### [Exercise details]
Everything in the listing should be restated word for word.
— BEGIN Data shown —
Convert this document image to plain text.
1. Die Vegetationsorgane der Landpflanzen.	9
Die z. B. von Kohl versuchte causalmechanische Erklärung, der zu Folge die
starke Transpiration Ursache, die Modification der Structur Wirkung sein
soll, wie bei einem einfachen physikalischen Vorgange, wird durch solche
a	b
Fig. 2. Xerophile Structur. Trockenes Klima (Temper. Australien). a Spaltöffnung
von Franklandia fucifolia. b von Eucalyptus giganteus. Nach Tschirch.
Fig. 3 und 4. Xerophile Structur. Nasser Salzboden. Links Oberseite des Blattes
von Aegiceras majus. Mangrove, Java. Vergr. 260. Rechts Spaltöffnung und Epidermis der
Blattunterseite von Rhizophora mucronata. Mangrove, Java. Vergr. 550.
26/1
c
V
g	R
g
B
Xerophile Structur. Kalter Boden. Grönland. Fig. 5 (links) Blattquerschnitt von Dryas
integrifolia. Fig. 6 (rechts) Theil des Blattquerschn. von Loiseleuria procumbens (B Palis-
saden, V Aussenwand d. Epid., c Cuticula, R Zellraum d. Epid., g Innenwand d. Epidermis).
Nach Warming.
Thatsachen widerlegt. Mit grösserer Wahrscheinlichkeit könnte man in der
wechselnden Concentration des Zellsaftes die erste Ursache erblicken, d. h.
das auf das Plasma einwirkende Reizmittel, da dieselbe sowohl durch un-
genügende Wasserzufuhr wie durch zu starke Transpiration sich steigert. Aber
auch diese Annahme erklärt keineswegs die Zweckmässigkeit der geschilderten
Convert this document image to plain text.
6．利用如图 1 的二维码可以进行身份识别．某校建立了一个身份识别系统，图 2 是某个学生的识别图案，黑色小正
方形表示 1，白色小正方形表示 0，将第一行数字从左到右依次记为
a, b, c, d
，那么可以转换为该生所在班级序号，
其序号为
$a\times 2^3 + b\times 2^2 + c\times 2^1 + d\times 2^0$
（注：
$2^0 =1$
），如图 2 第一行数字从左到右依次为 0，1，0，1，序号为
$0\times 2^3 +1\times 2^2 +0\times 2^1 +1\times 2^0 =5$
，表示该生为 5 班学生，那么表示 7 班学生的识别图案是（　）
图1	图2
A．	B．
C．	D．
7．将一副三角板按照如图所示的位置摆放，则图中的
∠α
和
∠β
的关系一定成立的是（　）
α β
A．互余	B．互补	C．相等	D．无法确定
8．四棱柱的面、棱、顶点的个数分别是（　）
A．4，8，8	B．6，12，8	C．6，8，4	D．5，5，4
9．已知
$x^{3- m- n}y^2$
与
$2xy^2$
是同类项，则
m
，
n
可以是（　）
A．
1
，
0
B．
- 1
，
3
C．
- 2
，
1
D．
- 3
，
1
— END Data shown —
### [Written response]
Convert this document image to plain text.
1. Die Vegetationsorgane der Landpflanzen.	9
Die z. B. von Kohl versuchte causalmechanische Erklärung, der zu Folge die
starke Transpiration Ursache, die Modification der Structur Wirkung sein
soll, wie bei einem einfachen physikalischen Vorgange, wird durch solche
a	b
Fig. 2. Xerophile Structur. Trockenes Klima (Temper. Australien). a Spaltöffnung
von Franklandia fucifolia. b von Eucalyptus giganteus. Nach Tschirch.
Fig. 3 und 4. Xerophile Structur. Nasser Salzboden. Links Oberseite des Blattes
von Aegiceras majus. Mangrove, Java. Vergr. 260. Rechts Spaltöffnung und Epidermis der
Blattunterseite von Rhizophora mucronata. Mangrove, Java. Vergr. 550.
26/1
c
V
g	R
g
B
Xerophile Structur. Kalter Boden. Grönland. Fig. 5 (links) Blattquerschnitt von Dryas
integrifolia. Fig. 6 (rechts) Theil des Blattquerschn. von Loiseleuria procumbens (B Palis-
saden, V Aussenwand d. Epid., c Cuticula, R Zellraum d. Epid., g Innenwand d. Epidermis).
Nach Warming.
Thatsachen widerlegt. Mit grösserer Wahrscheinlichkeit könnte man in der
wechselnden Concentration des Zellsaftes die erste Ursache erblicken, d. h.
das auf das Plasma einwirkende Reizmittel, da dieselbe sowohl durch un-
genügende Wasserzufuhr wie durch zu starke Transpiration sich steigert. Aber
auch diese Annahme erklärt keineswegs die Zweckmässigkeit der geschilderten
Convert this document image to plain text.
6．利用如图 1 的二维码可以进行身份识别．某校建立了一个身份识别系统，图 2 是某个学生的识别图案，黑色小正
方形表示 1，白色小正方形表示 0，将第一行数字从左到右依次记为
a, b, c, d
，那么可以转换为该生所在班级序号，
其序号为
$a\times 2^3 + b\times 2^2 + c\times 2^1 + d\times 2^0$
（注：
$2^0 =1$
），如图 2 第一行数字从左到右依次为 0，1，0，1，序号为
$0\times 2^3 +1\times 2^2 +0\times 2^1 +1\times 2^0 =5$
，表示该生为 5 班学生，那么表示 7 班学生的识别图案是（　）
图1	图2
A．	B．
C．	D．
7．将一副三角板按照如图所示的位置摆放，则图中的
∠α
和
∠β
的关系一定成立的是（　）
α β
A．互余	B．互补	C．相等	D．无法确定
8．四棱柱的面、棱、顶点的个数分别是（　）
A．4，8，8	B．6，12，8	C．6，8，4	D．5，5，4
9．已知
$x^{3- m- n}y^2$
与
$2xy^2$
是同类项，则
m
，
n
可以是（　）
A．
1
，
0
B．
- 1
，
3
C．
- 2
，
1
D．
- 3
，
1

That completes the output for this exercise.